Task brief >> Pull every line of the entries that has the word "Водоснабжения".

Material for the task >>
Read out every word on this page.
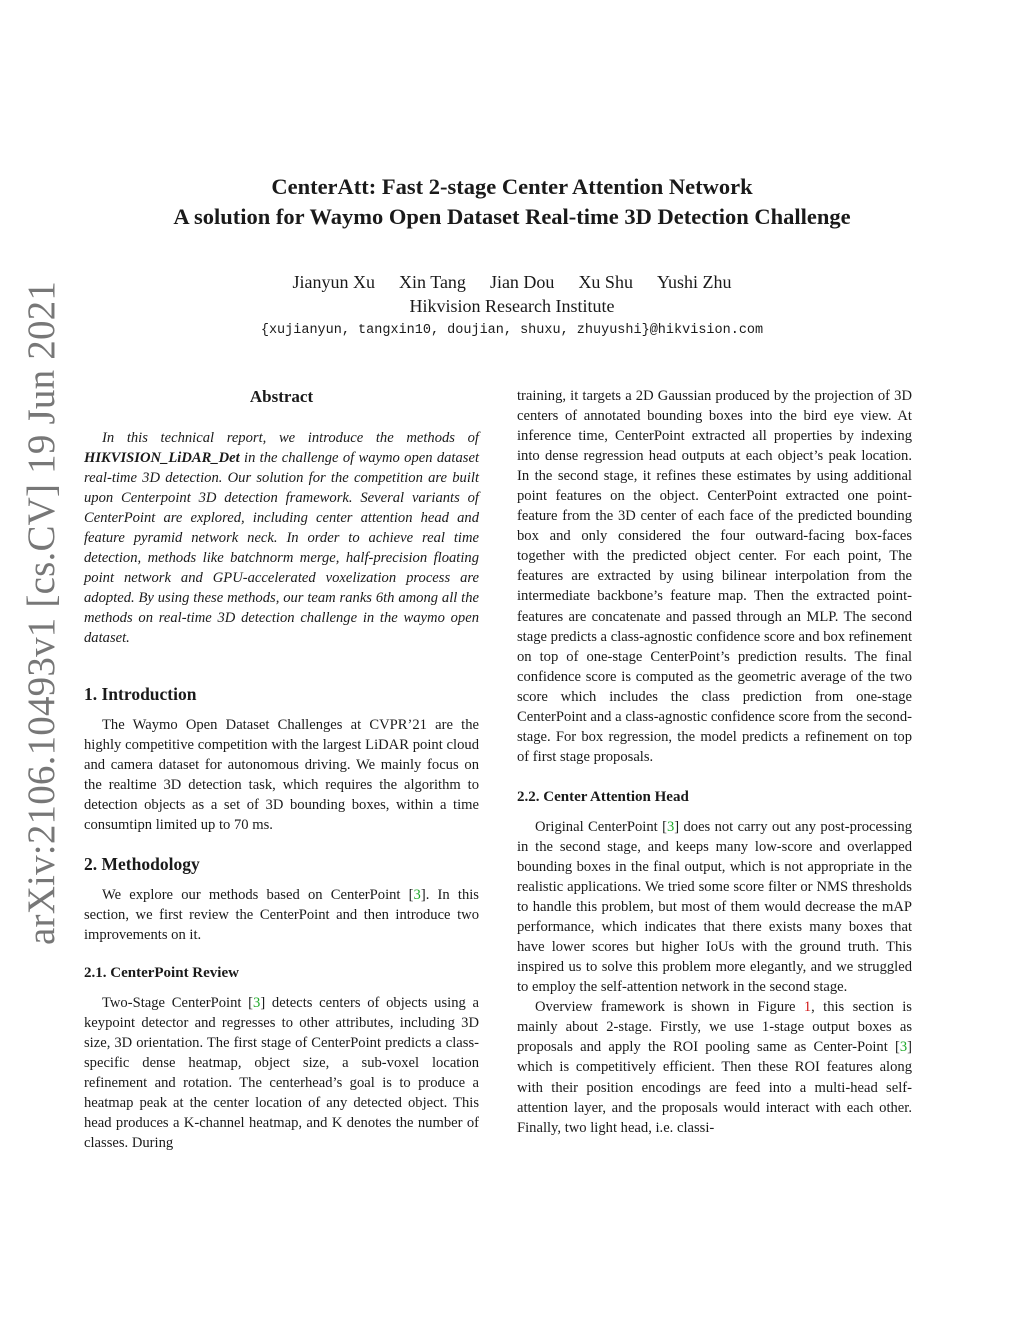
arXiv:2106.10493v1 [cs.CV] 19 Jun 2021
CenterAtt: Fast 2-stage Center Attention Network
A solution for Waymo Open Dataset Real-time 3D Detection Challenge
Jianyun Xu Xin Tang Jian Dou Xu Shu Yushi Zhu
Hikvision Research Institute
{xujianyun, tangxin10, doujian, shuxu, zhuyushi}@hikvision.com
Abstract

In this technical report, we introduce the methods of HIKVISION_LiDAR_Det in the challenge of waymo open dataset real-time 3D detection. Our solution for the competition are built upon Centerpoint 3D detection framework. Several variants of CenterPoint are explored, including center attention head and feature pyramid network neck. In order to achieve real time detection, methods like batchnorm merge, half-precision floating point network and GPU-accelerated voxelization process are adopted. By using these methods, our team ranks 6th among all the methods on real-time 3D detection challenge in the waymo open dataset.

1. Introduction

The Waymo Open Dataset Challenges at CVPR’21 are the highly competitive competition with the largest LiDAR point cloud and camera dataset for autonomous driving. We mainly focus on the realtime 3D detection task, which requires the algorithm to detection objects as a set of 3D bounding boxes, within a time consumtipn limited up to 70 ms.

2. Methodology

We explore our methods based on CenterPoint [3]. In this section, we first review the CenterPoint and then introduce two improvements on it.

2.1. CenterPoint Review

Two-Stage CenterPoint [3] detects centers of objects using a keypoint detector and regresses to other attributes, including 3D size, 3D orientation. The first stage of CenterPoint predicts a class-specific dense heatmap, object size, a sub-voxel location refinement and rotation. The centerhead’s goal is to produce a heatmap peak at the center location of any detected object. This head produces a K-channel heatmap, and K denotes the number of classes. During

training, it targets a 2D Gaussian produced by the projection of 3D centers of annotated bounding boxes into the bird eye view. At inference time, CenterPoint extracted all properties by indexing into dense regression head outputs at each object’s peak location. In the second stage, it refines these estimates by using additional point features on the object. CenterPoint extracted one point-feature from the 3D center of each face of the predicted bounding box and only considered the four outward-facing box-faces together with the predicted object center. For each point, The features are extracted by using bilinear interpolation from the intermediate backbone’s feature map. Then the extracted point-features are concatenate and passed through an MLP. The second stage predicts a class-agnostic confidence score and box refinement on top of one-stage CenterPoint’s prediction results. The final confidence score is computed as the geometric average of the two score which includes the class prediction from one-stage CenterPoint and a class-agnostic confidence score from the second-stage. For box regression, the model predicts a refinement on top of first stage proposals.

2.2. Center Attention Head

Original CenterPoint [3] does not carry out any post-processing in the second stage, and keeps many low-score and overlapped bounding boxes in the final output, which is not appropriate in the realistic applications. We tried some score filter or NMS thresholds to handle this problem, but most of them would decrease the mAP performance, which indicates that there exists many boxes that have lower scores but higher IoUs with the ground truth. This inspired us to solve this problem more elegantly, and we struggled to employ the self-attention network in the second stage.

Overview framework is shown in Figure 1, this section is mainly about 2-stage. Firstly, we use 1-stage output boxes as proposals and apply the ROI pooling same as Center-Point [3] which is competitively efficient. Then these ROI features along with their position encodings are feed into a multi-head self-attention layer, and the proposals would interact with each other. Finally, two light head, i.e. classi-
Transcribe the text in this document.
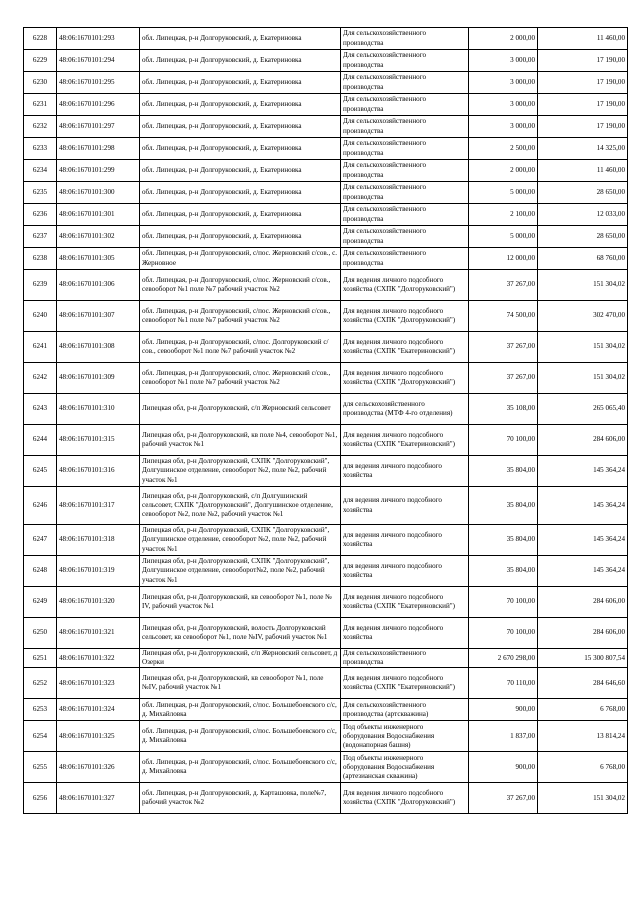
6228	48:06:1670101:293	обл. Липецкая, р-н Долгоруковский, д. Екатериновка	Для сельскохозяйственного производства	2 000,00	11 460,00
6229	48:06:1670101:294	обл. Липецкая, р-н Долгоруковский, д. Екатериновка	Для сельскохозяйственного производства	3 000,00	17 190,00
6230	48:06:1670101:295	обл. Липецкая, р-н Долгоруковский, д. Екатериновка	Для сельскохозяйственного производства	3 000,00	17 190,00
6231	48:06:1670101:296	обл. Липецкая, р-н Долгоруковский, д. Екатериновка	Для сельскохозяйственного производства	3 000,00	17 190,00
6232	48:06:1670101:297	обл. Липецкая, р-н Долгоруковский, д. Екатериновка	Для сельскохозяйственного производства	3 000,00	17 190,00
6233	48:06:1670101:298	обл. Липецкая, р-н Долгоруковский, д. Екатериновка	Для сельскохозяйственного производства	2 500,00	14 325,00
6234	48:06:1670101:299	обл. Липецкая, р-н Долгоруковский, д. Екатериновка	Для сельскохозяйственного производства	2 000,00	11 460,00
6235	48:06:1670101:300	обл. Липецкая, р-н Долгоруковский, д. Екатериновка	Для сельскохозяйственного производства	5 000,00	28 650,00
6236	48:06:1670101:301	обл. Липецкая, р-н Долгоруковский, д. Екатериновка	Для сельскохозяйственного производства	2 100,00	12 033,00
6237	48:06:1670101:302	обл. Липецкая, р-н Долгоруковский, д. Екатериновка	Для сельскохозяйственного производства	5 000,00	28 650,00
6238	48:06:1670101:305	обл. Липецкая, р-н Долгоруковский, с/пос. Жерновский с/сов., с. Жерновное	Для сельскохозяйственного производства	12 000,00	68 760,00
6239	48:06:1670101:306	обл. Липецкая, р-н Долгоруковский, с/пос. Жерновский с/сов., севооборот №1 поле №7 рабочий участок №2	Для ведения личного подсобного хозяйства (СХПК "Долгоруковский")	37 267,00	151 304,02
6240	48:06:1670101:307	обл. Липецкая, р-н Долгоруковский, с/пос. Жерновский с/сов., севооборот №1 поле №7 рабочий участок №2	Для ведения личного подсобного хозяйства (СХПК "Долгоруковский")	74 500,00	302 470,00
6241	48:06:1670101:308	обл. Липецкая, р-н Долгоруковский, с/пос. Долгоруковский с/сов., севооборот №1 поле №7 рабочий участок №2	Для ведения личного подсобного хозяйства (СХПК "Екатериновский")	37 267,00	151 304,02
6242	48:06:1670101:309	обл. Липецкая, р-н Долгоруковский, с/пос. Жерновский с/сов., севооборот №1 поле №7 рабочий участок №2	Для ведения личного подсобного хозяйства (СХПК "Долгоруковский")	37 267,00	151 304,02
6243	48:06:1670101:310	Липецкая обл, р-н Долгоруковский, с/п Жерновский сельсовет	для сельскохозяйственного производства (МТФ 4-го отделения)	35 108,00	265 065,40
6244	48:06:1670101:315	Липецкая обл, р-н Долгоруковский, кв поле №4, севооборот №1, рабочий участок №1	Для ведения личного подсобного хозяйства (СХПК "Екатериновский")	70 100,00	284 606,00
6245	48:06:1670101:316	Липецкая обл, р-н Долгоруковский, СХПК "Долгоруковский", Долгушинское отделение, севооборот №2, поле №2, рабочий участок №1	для ведения личного подсобного хозяйства	35 804,00	145 364,24
6246	48:06:1670101:317	Липецкая обл, р-н Долгоруковский, с/п Долгушинский сельсовет, СХПК "Долгоруковский", Долгушинское отделение, севооборот №2, поле №2, рабочий участок №1	для ведения личного подсобного хозяйства	35 804,00	145 364,24
6247	48:06:1670101:318	Липецкая обл, р-н Долгоруковский, СХПК "Долгоруковский", Долгушинское отделение, севооборот №2, поле №2, рабочий участок №1	для ведения личного подсобного хозяйства	35 804,00	145 364,24
6248	48:06:1670101:319	Липецкая обл, р-н Долгоруковский, СХПК "Долгоруковский", Долгушинское отделение, севооборот№2, поле №2, рабочий участок №1	для ведения личного подсобного хозяйства	35 804,00	145 364,24
6249	48:06:1670101:320	Липецкая обл, р-н Долгоруковский, кв севооборот №1, поле № IV, рабочий участок №1	Для ведения личного подсобного хозяйства (СХПК "Екатериновский")	70 100,00	284 606,00
6250	48:06:1670101:321	Липецкая обл, р-н Долгоруковский, волость Долгоруковский сельсовет, кв севооборот №1, поле №IV, рабочий участок №1	Для ведения личного подсобного хозяйства	70 100,00	284 606,00
6251	48:06:1670101:322	Липецкая обл, р-н Долгоруковский, с/п Жерновский сельсовет, д Озерки	Для сельскохозяйственного производства	2 670 298,00	15 300 807,54
6252	48:06:1670101:323	Липецкая обл, р-н Долгоруковский, кв севооборот №1, поле №IV, рабочий участок №1	Для ведения личного подсобного хозяйства (СХПК "Екатериновский")	70 110,00	284 646,60
6253	48:06:1670101:324	обл. Липецкая, р-н Долгоруковский, с/пос. Большебоевского с/с, д. Михайловка	Для сельскохозяйственного производства (артскважина)	900,00	6 768,00
6254	48:06:1670101:325	обл. Липецкая, р-н Долгоруковский, с/пос. Большебоевского с/с, д. Михайловка	Под объекты инженерного оборудования Водоснабжения (водонапорная башня)	1 837,00	13 814,24
6255	48:06:1670101:326	обл. Липецкая, р-н Долгоруковский, с/пос. Большебоевского с/с, д. Михайловка	Под объекты инженерного оборудования Водоснабжения (артезианская скважина)	900,00	6 768,00
6256	48:06:1670101:327	обл. Липецкая, р-н Долгоруковский, д. Карташовка, поле№7, рабочий участок №2	Для ведения личного подсобного хозяйства (СХПК "Долгоруковский")	37 267,00	151 304,02
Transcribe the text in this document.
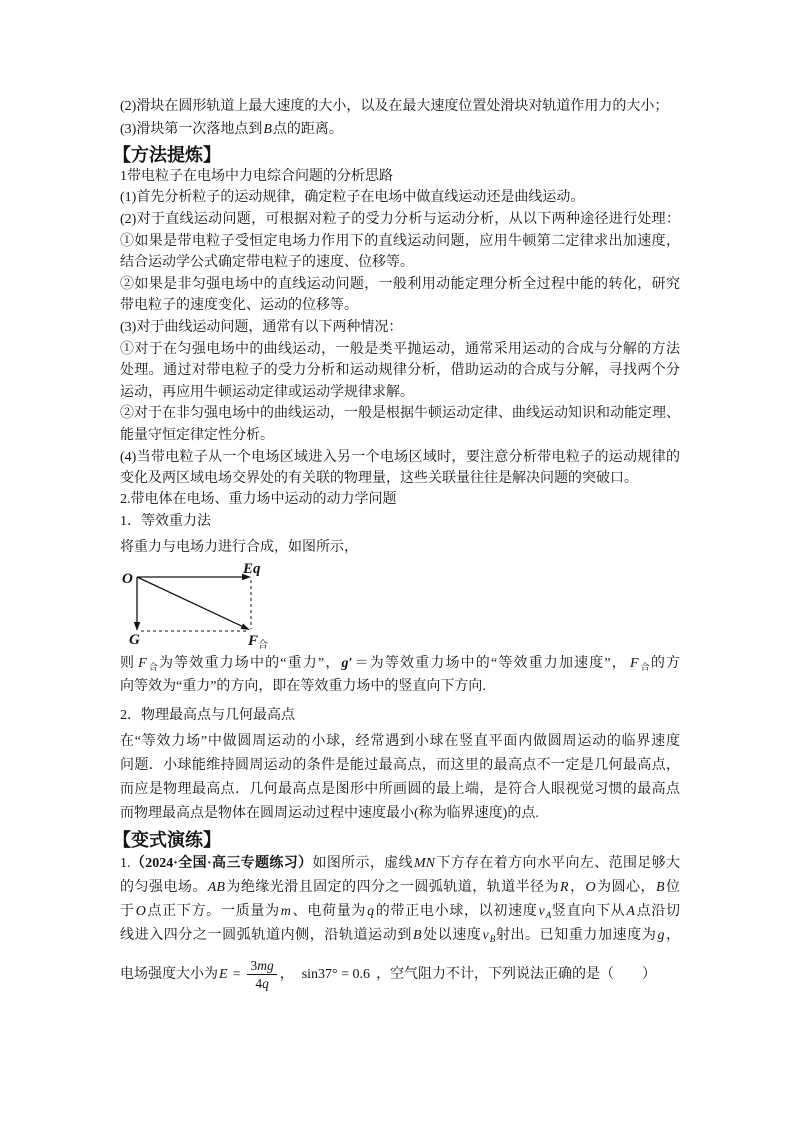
(2)滑块在圆形轨道上最大速度的大小，以及在最大速度位置处滑块对轨道作用力的大小；
(3)滑块第一次落地点到B点的距离。
【方法提炼】
1带电粒子在电场中力电综合问题的分析思路
(1)首先分析粒子的运动规律，确定粒子在电场中做直线运动还是曲线运动。
(2)对于直线运动问题，可根据对粒子的受力分析与运动分析，从以下两种途径进行处理：
①如果是带电粒子受恒定电场力作用下的直线运动问题，应用牛顿第二定律求出加速度，
结合运动学公式确定带电粒子的速度、位移等。
②如果是非匀强电场中的直线运动问题，一般利用动能定理分析全过程中能的转化，研究
带电粒子的速度变化、运动的位移等。
(3)对于曲线运动问题，通常有以下两种情况：
①对于在匀强电场中的曲线运动，一般是类平抛运动，通常采用运动的合成与分解的方法
处理。通过对带电粒子的受力分析和运动规律分析，借助运动的合成与分解，寻找两个分
运动，再应用牛顿运动定律或运动学规律求解。
②对于在非匀强电场中的曲线运动，一般是根据牛顿运动定律、曲线运动知识和动能定理、
能量守恒定律定性分析。
(4)当带电粒子从一个电场区域进入另一个电场区域时，要注意分析带电粒子的运动规律的
变化及两区域电场交界处的有关联的物理量，这些关联量往往是解决问题的突破口。
2.带电体在电场、重力场中运动的动力学问题
1．等效重力法
将重力与电场力进行合成，如图所示，
O
Eq
G	F 合
则 $F_合$为等效重力场中的“重力”，g′＝为等效重力场中的“等效重力加速度”， $F_合$的方
向等效为“重力”的方向，即在等效重力场中的竖直向下方向.
2．物理最高点与几何最高点
在“等效力场”中做圆周运动的小球，经常遇到小球在竖直平面内做圆周运动的临界速度
问题．小球能维持圆周运动的条件是能过最高点，而这里的最高点不一定是几何最高点，
而应是物理最高点．几何最高点是图形中所画圆的最上端，是符合人眼视觉习惯的最高点
而物理最高点是物体在圆周运动过程中速度最小(称为临界速度)的点.
【变式演练】
1.（2024·全国·高三专题练习）如图所示，虚线MN下方存在着方向水平向左、范围足够大
的匀强电场。AB为绝缘光滑且固定的四分之一圆弧轨道，轨道半径为R，O为圆心，B位
于O点正下方。一质量为m、电荷量为q的带正电小球，以初速度$v_A$竖直向下从A点沿切
线进入四分之一圆弧轨道内侧，沿轨道运动到B处以速度$v_B$射出。已知重力加速度为g，
电场强度大小为$E = \frac{3mg}{4q}$ ， sin37° = 0.6 ，空气阻力不计，下列说法正确的是（　　）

Full output >>
6254	48:06:1670101:325	обл. Липецкая, р-н Долгоруковский, с/пос. Большебоевского с/с, д. Михайловка	Под объекты инженерного оборудования Водоснабжения (водонапорная башня)	1 837,00	13 814,24
6255	48:06:1670101:326	обл. Липецкая, р-н Долгоруковский, с/пос. Большебоевского с/с, д. Михайловка	Под объекты инженерного оборудования Водоснабжения (артезианская скважина)	900,00	6 768,00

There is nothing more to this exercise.